* [SHORT PROBLEM]: Reproduce the entries below line for line with no changes, leaving out the pictures.

* [SOURCE DATA]:
────────────────────

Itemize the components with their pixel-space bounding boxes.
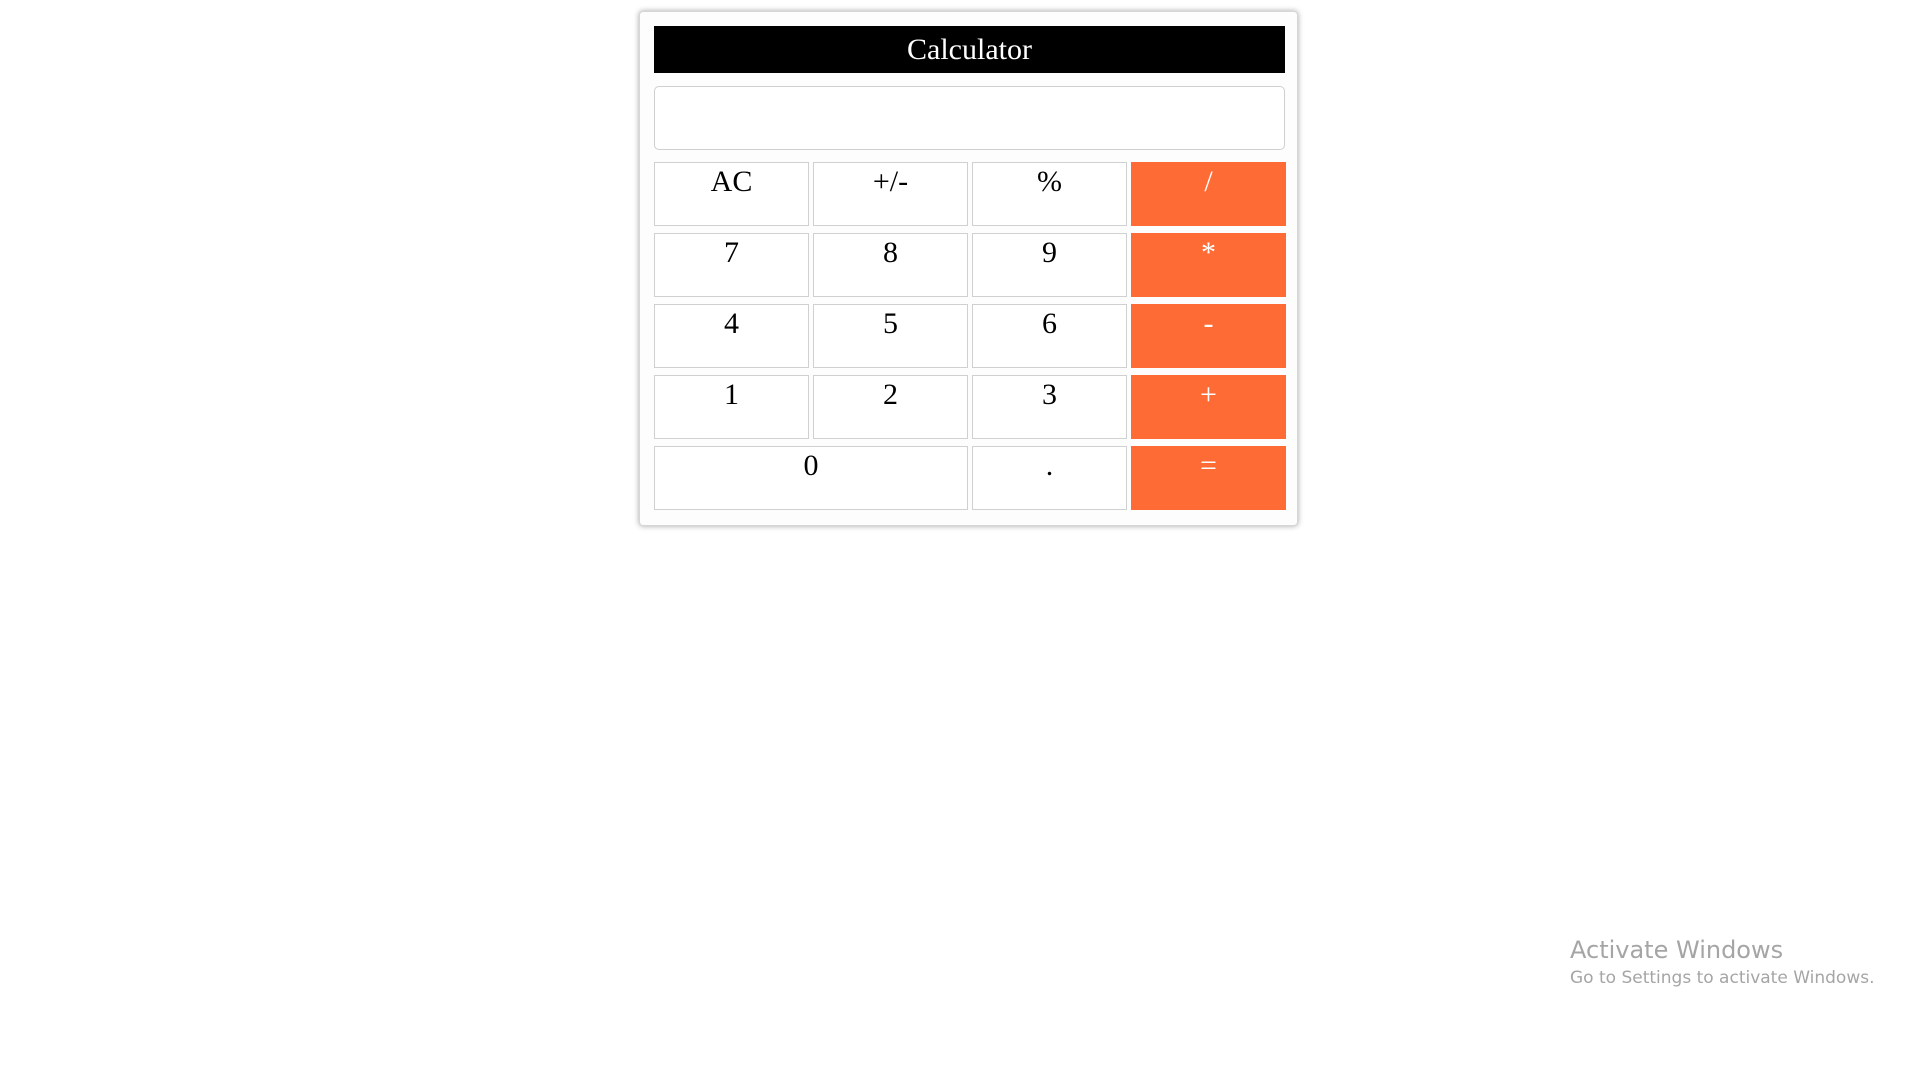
decimal-button[interactable]: . bbox=[972, 446, 1127, 510]
calculator-panel: Calculator AC +/- % / 7 8 9 * 4 5 6 - 1 … bbox=[639, 11, 1298, 526]
activate-windows-watermark: Activate Windows Go to Settings to activ… bbox=[1570, 935, 1875, 991]
calculator-keypad: AC +/- % / 7 8 9 * 4 5 6 - 1 2 3 + 0 . = bbox=[654, 162, 1287, 510]
digit-1-button[interactable]: 1 bbox=[654, 375, 809, 439]
clear-button[interactable]: AC bbox=[654, 162, 809, 226]
digit-4-button[interactable]: 4 bbox=[654, 304, 809, 368]
digit-8-button[interactable]: 8 bbox=[813, 233, 968, 297]
sign-toggle-button[interactable]: +/- bbox=[813, 162, 968, 226]
digit-5-button[interactable]: 5 bbox=[813, 304, 968, 368]
percent-button[interactable]: % bbox=[972, 162, 1127, 226]
calculator-display[interactable] bbox=[654, 86, 1285, 150]
add-button[interactable]: + bbox=[1131, 375, 1286, 439]
divide-button[interactable]: / bbox=[1131, 162, 1286, 226]
watermark-title: Activate Windows bbox=[1570, 936, 1784, 964]
digit-3-button[interactable]: 3 bbox=[972, 375, 1127, 439]
digit-7-button[interactable]: 7 bbox=[654, 233, 809, 297]
multiply-button[interactable]: * bbox=[1131, 233, 1286, 297]
subtract-button[interactable]: - bbox=[1131, 304, 1286, 368]
equals-button[interactable]: = bbox=[1131, 446, 1286, 510]
calculator-title: Calculator bbox=[654, 26, 1285, 73]
digit-6-button[interactable]: 6 bbox=[972, 304, 1127, 368]
watermark-subtitle: Go to Settings to activate Windows. bbox=[1570, 968, 1875, 988]
digit-0-button[interactable]: 0 bbox=[654, 446, 968, 510]
digit-2-button[interactable]: 2 bbox=[813, 375, 968, 439]
digit-9-button[interactable]: 9 bbox=[972, 233, 1127, 297]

────────────────────

* [FINISHED EXERCISE]:
Itemize the components with their pixel-space bounding boxes.
decimal-button[interactable]: . bbox=[972, 446, 1127, 510]
calculator-panel: Calculator AC +/- % / 7 8 9 * 4 5 6 - 1 … bbox=[639, 11, 1298, 526]
activate-windows-watermark: Activate Windows Go to Settings to activ… bbox=[1570, 935, 1875, 991]
calculator-keypad: AC +/- % / 7 8 9 * 4 5 6 - 1 2 3 + 0 . = bbox=[654, 162, 1287, 510]
digit-1-button[interactable]: 1 bbox=[654, 375, 809, 439]
clear-button[interactable]: AC bbox=[654, 162, 809, 226]
digit-4-button[interactable]: 4 bbox=[654, 304, 809, 368]
digit-8-button[interactable]: 8 bbox=[813, 233, 968, 297]
sign-toggle-button[interactable]: +/- bbox=[813, 162, 968, 226]
digit-5-button[interactable]: 5 bbox=[813, 304, 968, 368]
percent-button[interactable]: % bbox=[972, 162, 1127, 226]
calculator-display[interactable] bbox=[654, 86, 1285, 150]
add-button[interactable]: + bbox=[1131, 375, 1286, 439]
divide-button[interactable]: / bbox=[1131, 162, 1286, 226]
watermark-title: Activate Windows bbox=[1570, 936, 1784, 964]
digit-3-button[interactable]: 3 bbox=[972, 375, 1127, 439]
digit-7-button[interactable]: 7 bbox=[654, 233, 809, 297]
multiply-button[interactable]: * bbox=[1131, 233, 1286, 297]
subtract-button[interactable]: - bbox=[1131, 304, 1286, 368]
equals-button[interactable]: = bbox=[1131, 446, 1286, 510]
calculator-title: Calculator bbox=[654, 26, 1285, 73]
digit-6-button[interactable]: 6 bbox=[972, 304, 1127, 368]
watermark-subtitle: Go to Settings to activate Windows. bbox=[1570, 968, 1875, 988]
digit-0-button[interactable]: 0 bbox=[654, 446, 968, 510]
digit-2-button[interactable]: 2 bbox=[813, 375, 968, 439]
digit-9-button[interactable]: 9 bbox=[972, 233, 1127, 297]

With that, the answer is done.